* Prompt *
Copy, in full, each line of the material that holds the word "Backend".

--- Exercise material ---

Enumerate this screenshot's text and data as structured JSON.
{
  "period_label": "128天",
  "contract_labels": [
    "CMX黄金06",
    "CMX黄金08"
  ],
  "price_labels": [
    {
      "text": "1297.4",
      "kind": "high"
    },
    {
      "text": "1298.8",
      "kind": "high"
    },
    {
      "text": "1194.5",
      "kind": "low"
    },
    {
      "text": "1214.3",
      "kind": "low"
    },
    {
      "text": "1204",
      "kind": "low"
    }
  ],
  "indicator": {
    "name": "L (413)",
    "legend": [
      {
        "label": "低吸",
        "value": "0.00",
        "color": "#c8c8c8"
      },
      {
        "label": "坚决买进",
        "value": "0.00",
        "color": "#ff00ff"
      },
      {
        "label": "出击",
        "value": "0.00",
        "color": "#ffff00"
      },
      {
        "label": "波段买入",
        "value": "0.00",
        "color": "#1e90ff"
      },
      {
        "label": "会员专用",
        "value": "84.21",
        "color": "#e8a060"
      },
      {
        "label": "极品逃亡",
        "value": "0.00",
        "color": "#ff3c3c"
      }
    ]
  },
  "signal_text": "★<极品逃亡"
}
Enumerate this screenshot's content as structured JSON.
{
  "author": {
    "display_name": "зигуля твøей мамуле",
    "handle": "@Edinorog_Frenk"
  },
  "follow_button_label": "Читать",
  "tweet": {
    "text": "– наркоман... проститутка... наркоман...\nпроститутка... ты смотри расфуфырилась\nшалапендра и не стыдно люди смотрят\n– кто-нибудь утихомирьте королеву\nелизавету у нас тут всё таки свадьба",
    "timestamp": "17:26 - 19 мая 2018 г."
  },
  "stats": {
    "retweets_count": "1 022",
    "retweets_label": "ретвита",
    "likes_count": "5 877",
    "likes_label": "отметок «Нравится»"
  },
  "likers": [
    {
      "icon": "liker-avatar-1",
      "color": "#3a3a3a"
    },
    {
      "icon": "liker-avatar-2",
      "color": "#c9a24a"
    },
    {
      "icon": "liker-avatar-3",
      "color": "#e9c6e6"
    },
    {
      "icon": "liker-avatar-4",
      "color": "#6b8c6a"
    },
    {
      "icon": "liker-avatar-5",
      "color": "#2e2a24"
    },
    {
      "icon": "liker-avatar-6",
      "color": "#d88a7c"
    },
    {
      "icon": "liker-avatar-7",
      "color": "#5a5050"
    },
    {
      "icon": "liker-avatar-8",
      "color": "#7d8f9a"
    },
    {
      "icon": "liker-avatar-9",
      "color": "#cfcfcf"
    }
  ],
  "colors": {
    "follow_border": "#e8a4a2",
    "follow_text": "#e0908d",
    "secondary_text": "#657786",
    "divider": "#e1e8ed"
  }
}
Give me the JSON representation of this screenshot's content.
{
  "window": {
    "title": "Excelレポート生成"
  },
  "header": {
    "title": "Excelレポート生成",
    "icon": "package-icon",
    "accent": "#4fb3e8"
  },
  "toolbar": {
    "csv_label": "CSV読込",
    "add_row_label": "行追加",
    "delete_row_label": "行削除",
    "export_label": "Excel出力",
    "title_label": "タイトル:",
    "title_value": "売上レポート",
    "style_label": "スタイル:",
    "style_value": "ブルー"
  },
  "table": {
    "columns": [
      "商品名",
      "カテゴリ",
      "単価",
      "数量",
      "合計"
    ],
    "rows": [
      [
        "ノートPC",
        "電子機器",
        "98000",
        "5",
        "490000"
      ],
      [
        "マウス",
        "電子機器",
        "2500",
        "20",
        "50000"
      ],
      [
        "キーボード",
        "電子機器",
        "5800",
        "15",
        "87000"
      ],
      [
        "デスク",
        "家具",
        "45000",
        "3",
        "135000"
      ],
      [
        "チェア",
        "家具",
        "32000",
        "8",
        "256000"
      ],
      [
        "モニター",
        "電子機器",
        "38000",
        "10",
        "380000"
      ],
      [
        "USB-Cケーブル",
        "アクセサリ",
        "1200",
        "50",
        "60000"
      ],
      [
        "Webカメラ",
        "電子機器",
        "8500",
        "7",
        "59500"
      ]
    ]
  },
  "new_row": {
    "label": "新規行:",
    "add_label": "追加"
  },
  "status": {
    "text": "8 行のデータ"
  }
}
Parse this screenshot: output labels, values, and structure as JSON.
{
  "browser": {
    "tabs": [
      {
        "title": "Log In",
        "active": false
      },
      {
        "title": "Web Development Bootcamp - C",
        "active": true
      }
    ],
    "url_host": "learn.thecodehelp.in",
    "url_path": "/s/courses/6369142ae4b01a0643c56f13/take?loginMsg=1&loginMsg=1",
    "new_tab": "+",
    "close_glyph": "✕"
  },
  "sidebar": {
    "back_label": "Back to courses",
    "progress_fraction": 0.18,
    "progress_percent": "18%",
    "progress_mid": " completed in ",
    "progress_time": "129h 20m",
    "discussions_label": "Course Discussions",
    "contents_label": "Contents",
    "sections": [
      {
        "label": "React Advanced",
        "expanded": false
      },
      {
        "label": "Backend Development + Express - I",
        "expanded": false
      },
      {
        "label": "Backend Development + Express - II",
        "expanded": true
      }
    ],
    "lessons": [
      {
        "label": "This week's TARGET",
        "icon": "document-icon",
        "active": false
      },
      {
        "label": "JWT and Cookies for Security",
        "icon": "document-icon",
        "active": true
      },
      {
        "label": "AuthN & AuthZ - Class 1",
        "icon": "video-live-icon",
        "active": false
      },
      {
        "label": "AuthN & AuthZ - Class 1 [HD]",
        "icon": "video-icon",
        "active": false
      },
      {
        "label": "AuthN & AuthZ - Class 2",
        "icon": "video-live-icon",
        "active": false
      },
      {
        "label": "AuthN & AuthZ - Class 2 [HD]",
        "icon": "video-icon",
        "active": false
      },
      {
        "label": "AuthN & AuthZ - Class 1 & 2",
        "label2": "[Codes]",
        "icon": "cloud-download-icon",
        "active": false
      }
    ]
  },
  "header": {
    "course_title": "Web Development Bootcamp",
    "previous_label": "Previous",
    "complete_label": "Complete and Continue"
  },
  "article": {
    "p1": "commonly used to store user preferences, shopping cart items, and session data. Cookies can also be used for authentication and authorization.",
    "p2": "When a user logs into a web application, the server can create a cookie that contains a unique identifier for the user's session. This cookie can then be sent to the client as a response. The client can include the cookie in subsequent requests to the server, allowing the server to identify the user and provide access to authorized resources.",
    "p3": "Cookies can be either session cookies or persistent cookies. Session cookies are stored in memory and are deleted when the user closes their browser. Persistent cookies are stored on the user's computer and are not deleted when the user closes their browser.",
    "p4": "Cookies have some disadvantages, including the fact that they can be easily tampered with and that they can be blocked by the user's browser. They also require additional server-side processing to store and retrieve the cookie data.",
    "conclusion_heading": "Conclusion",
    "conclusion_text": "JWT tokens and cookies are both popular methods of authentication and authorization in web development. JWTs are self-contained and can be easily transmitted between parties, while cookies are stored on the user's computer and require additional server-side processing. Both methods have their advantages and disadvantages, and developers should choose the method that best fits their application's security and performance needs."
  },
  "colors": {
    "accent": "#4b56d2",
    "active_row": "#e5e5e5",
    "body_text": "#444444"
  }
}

---

* The response *
        "label": "Backend Development + Express - I",
        "label": "Backend Development + Express - II",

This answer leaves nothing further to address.